*** Opening Text under study ***

Which new capabilities matter?
As ever, there is no one-size-fits-all answer to this question, as it entirely depends on what the business needs are. For example, a large e-commerce website, with a vast array of various network functions, may very well need Brocade’s all-you-can-eat monitoring bundle. But a small manufacturer, on the other hand, is unlikely to need such a robust solution.

There are, however, new capabilities that most IT departments might at least be interested in, particularly as they find their fields of responsibility increasing at a faster rate than their budgets. According to ManageEngine’s Anand, automation of troubleshooting is becoming an increasingly popular demand among customers. After all, if a time-consuming process can be automated, it frees up staff for other tasks.

“Automation is necessary for doing more with less and eliminating repeated tasks. Most of the network issues have a common set of troubleshooting activities. For example, whenever the network is slow, the admins will be doing a set of actions such as verifying the CPU and memory of the router or switch, verify whether any configuration is modified, and bandwidth utilisation,” he explains.

“These steps can be automated so that whenever there is an issue in the network, the network monitoring solution can automatically perform these actions immediately and provide hands-on information.”

Naturally, policies need to be defined with any automated product, but the experts believe that it is worth putting the effort in. ManageEngine claims that its solutions provide good functionality out of the box, though naturally users can fine tune the products to provide better insight into the network, as is the case with any modern network monitoring technology. Meanwhile, Brocade’s Ismair believes wholeheartedly in investing the time into setting up automated monitoring processes by creating event triggers, particularly if a business is looking for early warnings against failures.

“Event triggering is an essential element in the automation. Triggers can be activated in scenarios such as too many users connected to a single access point, failure of a switch, sudden spikes in bandwidth consumption, et cetera. The triggers provide an early warning against failures and help initiate counteractive measures,” he says.


Perhaps the biggest argument for indulging in the newer network performance monitoring technologies, however, can be found in the quest to create a future-proof network. According to Riverbed’s El-Khayat, a robust network monitoring solution is essential if organisations want to experiment with new trends such as software-defined networking (SDN) or the software-defined data centre (SDDC).

“For example, if you want to do better capacity planning, if you want to do a what-if analysis, or if you want to do even better on end-user experience — all of these are features beyond the traditional network performance monitoring tools, and it is the foundation for adoption of the new trends and the future trends around cloud and virtualisation,” he says.

“If you look at those three key trends — SDN, SDDC and cloud — it’s key to have solutions like this. The purpose of the monitoring tools and application performance monitoring tools is to give you end-to-end visibility.”

Other vendors agree that the latest generation of networking monitoring technologies will help ease the transition to the likes of SDN and cloud. However, with such trends still taking baby steps in the Middle East, it may be a while before network managers are convinced.

What is quite clear, however, is that the base requirements must be covered by a network monitoring solution. As any number of high-profile network outages will illustrate, businesses can rarely afford to deal with the consequences of unplanned downtime. And a good network performance monitoring solution should, at the very least, help to mitigate the risk.

*** Closing Text under study ***
*** Opening Stored data ***

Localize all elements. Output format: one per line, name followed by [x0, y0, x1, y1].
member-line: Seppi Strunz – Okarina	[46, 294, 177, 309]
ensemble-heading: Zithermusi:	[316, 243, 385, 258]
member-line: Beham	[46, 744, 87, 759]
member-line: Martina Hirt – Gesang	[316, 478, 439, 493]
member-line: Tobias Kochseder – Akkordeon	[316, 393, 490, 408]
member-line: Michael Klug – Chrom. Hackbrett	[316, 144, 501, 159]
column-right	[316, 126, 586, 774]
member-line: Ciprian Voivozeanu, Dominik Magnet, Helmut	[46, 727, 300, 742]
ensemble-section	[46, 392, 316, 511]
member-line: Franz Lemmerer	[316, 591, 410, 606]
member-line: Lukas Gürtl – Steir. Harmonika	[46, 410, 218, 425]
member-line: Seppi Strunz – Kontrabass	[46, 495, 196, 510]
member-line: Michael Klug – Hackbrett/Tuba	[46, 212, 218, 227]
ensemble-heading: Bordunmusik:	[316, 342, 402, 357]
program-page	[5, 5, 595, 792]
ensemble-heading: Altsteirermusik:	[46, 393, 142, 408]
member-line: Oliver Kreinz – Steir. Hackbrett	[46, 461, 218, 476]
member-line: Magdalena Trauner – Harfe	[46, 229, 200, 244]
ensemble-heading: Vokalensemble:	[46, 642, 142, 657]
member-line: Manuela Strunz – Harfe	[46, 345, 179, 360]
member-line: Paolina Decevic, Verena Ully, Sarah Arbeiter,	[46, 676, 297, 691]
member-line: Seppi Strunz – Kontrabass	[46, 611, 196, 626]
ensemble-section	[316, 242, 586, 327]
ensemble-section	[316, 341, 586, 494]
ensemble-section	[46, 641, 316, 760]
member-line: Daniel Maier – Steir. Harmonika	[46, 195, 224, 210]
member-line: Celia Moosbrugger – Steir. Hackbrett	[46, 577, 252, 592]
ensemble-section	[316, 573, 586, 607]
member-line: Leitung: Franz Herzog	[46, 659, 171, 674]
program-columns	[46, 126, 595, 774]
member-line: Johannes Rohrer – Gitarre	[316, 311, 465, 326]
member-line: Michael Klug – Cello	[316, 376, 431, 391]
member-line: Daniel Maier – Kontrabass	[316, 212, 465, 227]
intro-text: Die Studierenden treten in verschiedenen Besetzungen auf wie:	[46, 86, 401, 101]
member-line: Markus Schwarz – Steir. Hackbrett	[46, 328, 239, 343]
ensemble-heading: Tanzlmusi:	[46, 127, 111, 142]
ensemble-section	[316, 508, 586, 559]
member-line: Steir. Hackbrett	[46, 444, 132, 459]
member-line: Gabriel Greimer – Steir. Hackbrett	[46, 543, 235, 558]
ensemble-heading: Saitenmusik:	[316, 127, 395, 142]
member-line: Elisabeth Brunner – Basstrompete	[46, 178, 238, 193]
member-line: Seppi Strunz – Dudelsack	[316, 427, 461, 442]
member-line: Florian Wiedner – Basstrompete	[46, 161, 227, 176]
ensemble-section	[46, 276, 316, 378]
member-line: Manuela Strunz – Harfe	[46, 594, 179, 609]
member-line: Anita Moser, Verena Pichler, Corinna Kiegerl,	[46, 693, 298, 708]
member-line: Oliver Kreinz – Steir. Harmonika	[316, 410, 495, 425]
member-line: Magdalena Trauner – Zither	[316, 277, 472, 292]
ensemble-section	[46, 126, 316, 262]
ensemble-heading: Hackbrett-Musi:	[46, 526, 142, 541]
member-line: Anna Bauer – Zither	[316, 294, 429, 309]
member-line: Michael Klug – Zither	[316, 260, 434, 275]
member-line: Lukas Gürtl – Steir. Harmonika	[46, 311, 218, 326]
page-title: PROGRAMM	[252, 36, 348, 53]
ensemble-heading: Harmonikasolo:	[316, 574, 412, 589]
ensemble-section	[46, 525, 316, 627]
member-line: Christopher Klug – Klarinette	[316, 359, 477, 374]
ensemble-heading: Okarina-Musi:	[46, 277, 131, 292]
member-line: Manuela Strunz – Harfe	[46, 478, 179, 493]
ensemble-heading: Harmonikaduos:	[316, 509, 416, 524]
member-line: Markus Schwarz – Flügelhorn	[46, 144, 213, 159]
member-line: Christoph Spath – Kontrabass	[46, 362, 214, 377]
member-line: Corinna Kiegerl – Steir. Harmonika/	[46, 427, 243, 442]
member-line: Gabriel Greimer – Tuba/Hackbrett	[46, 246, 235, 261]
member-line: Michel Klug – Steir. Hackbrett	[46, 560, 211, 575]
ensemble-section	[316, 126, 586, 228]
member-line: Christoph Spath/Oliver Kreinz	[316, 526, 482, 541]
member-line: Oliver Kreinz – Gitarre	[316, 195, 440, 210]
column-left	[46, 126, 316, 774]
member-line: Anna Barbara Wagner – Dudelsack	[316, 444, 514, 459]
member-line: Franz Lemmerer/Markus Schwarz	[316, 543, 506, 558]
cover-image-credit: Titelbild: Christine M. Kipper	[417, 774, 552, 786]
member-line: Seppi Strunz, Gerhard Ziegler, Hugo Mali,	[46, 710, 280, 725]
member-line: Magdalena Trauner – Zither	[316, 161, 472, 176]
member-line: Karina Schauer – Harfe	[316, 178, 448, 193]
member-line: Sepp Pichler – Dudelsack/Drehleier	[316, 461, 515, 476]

*** Closing Stored data ***

> [Set of tasks]:
A - Using the passage on network monitoring, answer the following questions:
(i) According to Anand of ManageEngine, what is becoming an increasingly popular demand among customers?
(ii) Which three key trends does El-Khayat of Riverbed name?
(iii) In which region are such trends described as still taking baby steps?
B - Name every vendor company mentioned in the passage on network monitoring.

> [Answers in order]:
A -
(i) Automation of troubleshooting.
(ii) SDN, SDDC and cloud.
(iii) The Middle East.

B - Brocade, ManageEngine, Riverbed